Set down every record once more, exactly as given.

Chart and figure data
==*==

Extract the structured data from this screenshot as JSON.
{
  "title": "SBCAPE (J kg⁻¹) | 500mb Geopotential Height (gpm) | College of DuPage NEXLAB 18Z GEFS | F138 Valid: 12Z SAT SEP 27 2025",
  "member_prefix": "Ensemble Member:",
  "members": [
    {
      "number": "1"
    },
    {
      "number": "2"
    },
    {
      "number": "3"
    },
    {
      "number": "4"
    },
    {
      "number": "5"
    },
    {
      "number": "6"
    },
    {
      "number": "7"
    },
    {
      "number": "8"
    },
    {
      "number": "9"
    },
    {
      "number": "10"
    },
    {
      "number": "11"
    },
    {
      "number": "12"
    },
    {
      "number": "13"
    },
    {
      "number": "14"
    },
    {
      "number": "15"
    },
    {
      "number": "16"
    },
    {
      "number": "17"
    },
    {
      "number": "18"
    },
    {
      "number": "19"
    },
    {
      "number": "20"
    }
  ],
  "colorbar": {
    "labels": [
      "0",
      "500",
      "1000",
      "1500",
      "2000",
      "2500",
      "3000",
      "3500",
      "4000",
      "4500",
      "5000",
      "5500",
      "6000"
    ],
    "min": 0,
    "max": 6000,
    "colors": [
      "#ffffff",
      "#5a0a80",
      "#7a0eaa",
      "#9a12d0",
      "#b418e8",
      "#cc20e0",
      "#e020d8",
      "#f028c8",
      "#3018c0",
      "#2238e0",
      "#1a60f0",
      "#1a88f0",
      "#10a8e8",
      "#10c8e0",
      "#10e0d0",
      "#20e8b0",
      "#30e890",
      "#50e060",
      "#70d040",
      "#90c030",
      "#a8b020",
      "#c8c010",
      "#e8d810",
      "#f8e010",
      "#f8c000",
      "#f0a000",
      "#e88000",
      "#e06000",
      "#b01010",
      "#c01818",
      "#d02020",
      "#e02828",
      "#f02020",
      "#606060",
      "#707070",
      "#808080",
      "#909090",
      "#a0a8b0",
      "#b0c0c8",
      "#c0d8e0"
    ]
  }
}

==*==

EXERCISE RESPONSE:
Extract the structured data from this screenshot as JSON.
{
  "title": "SBCAPE (J kg⁻¹) | 500mb Geopotential Height (gpm) | College of DuPage NEXLAB 18Z GEFS | F138 Valid: 12Z SAT SEP 27 2025",
  "member_prefix": "Ensemble Member:",
  "members": [
    {
      "number": "1"
    },
    {
      "number": "2"
    },
    {
      "number": "3"
    },
    {
      "number": "4"
    },
    {
      "number": "5"
    },
    {
      "number": "6"
    },
    {
      "number": "7"
    },
    {
      "number": "8"
    },
    {
      "number": "9"
    },
    {
      "number": "10"
    },
    {
      "number": "11"
    },
    {
      "number": "12"
    },
    {
      "number": "13"
    },
    {
      "number": "14"
    },
    {
      "number": "15"
    },
    {
      "number": "16"
    },
    {
      "number": "17"
    },
    {
      "number": "18"
    },
    {
      "number": "19"
    },
    {
      "number": "20"
    }
  ],
  "colorbar": {
    "labels": [
      "0",
      "500",
      "1000",
      "1500",
      "2000",
      "2500",
      "3000",
      "3500",
      "4000",
      "4500",
      "5000",
      "5500",
      "6000"
    ],
    "min": 0,
    "max": 6000,
    "colors": [
      "#ffffff",
      "#5a0a80",
      "#7a0eaa",
      "#9a12d0",
      "#b418e8",
      "#cc20e0",
      "#e020d8",
      "#f028c8",
      "#3018c0",
      "#2238e0",
      "#1a60f0",
      "#1a88f0",
      "#10a8e8",
      "#10c8e0",
      "#10e0d0",
      "#20e8b0",
      "#30e890",
      "#50e060",
      "#70d040",
      "#90c030",
      "#a8b020",
      "#c8c010",
      "#e8d810",
      "#f8e010",
      "#f8c000",
      "#f0a000",
      "#e88000",
      "#e06000",
      "#b01010",
      "#c01818",
      "#d02020",
      "#e02828",
      "#f02020",
      "#606060",
      "#707070",
      "#808080",
      "#909090",
      "#a0a8b0",
      "#b0c0c8",
      "#c0d8e0"
    ]
  }
}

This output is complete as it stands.